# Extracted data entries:
※
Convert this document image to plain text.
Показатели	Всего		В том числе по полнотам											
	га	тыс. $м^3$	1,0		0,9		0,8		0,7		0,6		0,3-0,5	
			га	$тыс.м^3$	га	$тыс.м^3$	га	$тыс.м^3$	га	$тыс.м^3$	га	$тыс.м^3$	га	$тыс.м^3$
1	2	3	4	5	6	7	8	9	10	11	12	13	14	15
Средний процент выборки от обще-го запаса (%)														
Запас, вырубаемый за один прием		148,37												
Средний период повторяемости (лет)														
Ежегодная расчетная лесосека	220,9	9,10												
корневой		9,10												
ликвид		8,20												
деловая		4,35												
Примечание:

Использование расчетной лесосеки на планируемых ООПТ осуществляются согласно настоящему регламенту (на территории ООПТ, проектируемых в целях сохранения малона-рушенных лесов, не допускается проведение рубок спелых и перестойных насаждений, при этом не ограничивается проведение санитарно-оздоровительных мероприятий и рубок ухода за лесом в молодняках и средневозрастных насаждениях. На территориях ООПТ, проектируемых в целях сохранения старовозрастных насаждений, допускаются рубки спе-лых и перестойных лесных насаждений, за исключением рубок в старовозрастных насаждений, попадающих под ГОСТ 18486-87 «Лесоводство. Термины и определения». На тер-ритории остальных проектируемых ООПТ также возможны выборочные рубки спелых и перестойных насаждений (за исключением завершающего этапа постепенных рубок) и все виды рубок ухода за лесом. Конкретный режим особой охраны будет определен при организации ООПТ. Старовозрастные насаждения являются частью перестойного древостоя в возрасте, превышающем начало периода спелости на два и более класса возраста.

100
※
# Exercise objective:
Set down all of the records shown above once more, exactly.

# Result of the task:
Convert this document image to plain text.
Показатели	Всего		В том числе по полнотам											
	га	тыс. $м^3$	1,0		0,9		0,8		0,7		0,6		0,3-0,5	
			га	$тыс.м^3$	га	$тыс.м^3$	га	$тыс.м^3$	га	$тыс.м^3$	га	$тыс.м^3$	га	$тыс.м^3$
1	2	3	4	5	6	7	8	9	10	11	12	13	14	15
Средний процент выборки от обще-го запаса (%)														
Запас, вырубаемый за один прием		148,37												
Средний период повторяемости (лет)														
Ежегодная расчетная лесосека	220,9	9,10												
корневой		9,10												
ликвид		8,20												
деловая		4,35												
Примечание:

Использование расчетной лесосеки на планируемых ООПТ осуществляются согласно настоящему регламенту (на территории ООПТ, проектируемых в целях сохранения малона-рушенных лесов, не допускается проведение рубок спелых и перестойных насаждений, при этом не ограничивается проведение санитарно-оздоровительных мероприятий и рубок ухода за лесом в молодняках и средневозрастных насаждениях. На территориях ООПТ, проектируемых в целях сохранения старовозрастных насаждений, допускаются рубки спе-лых и перестойных лесных насаждений, за исключением рубок в старовозрастных насаждений, попадающих под ГОСТ 18486-87 «Лесоводство. Термины и определения». На тер-ритории остальных проектируемых ООПТ также возможны выборочные рубки спелых и перестойных насаждений (за исключением завершающего этапа постепенных рубок) и все виды рубок ухода за лесом. Конкретный режим особой охраны будет определен при организации ООПТ. Старовозрастные насаждения являются частью перестойного древостоя в возрасте, превышающем начало периода спелости на два и более класса возраста.

100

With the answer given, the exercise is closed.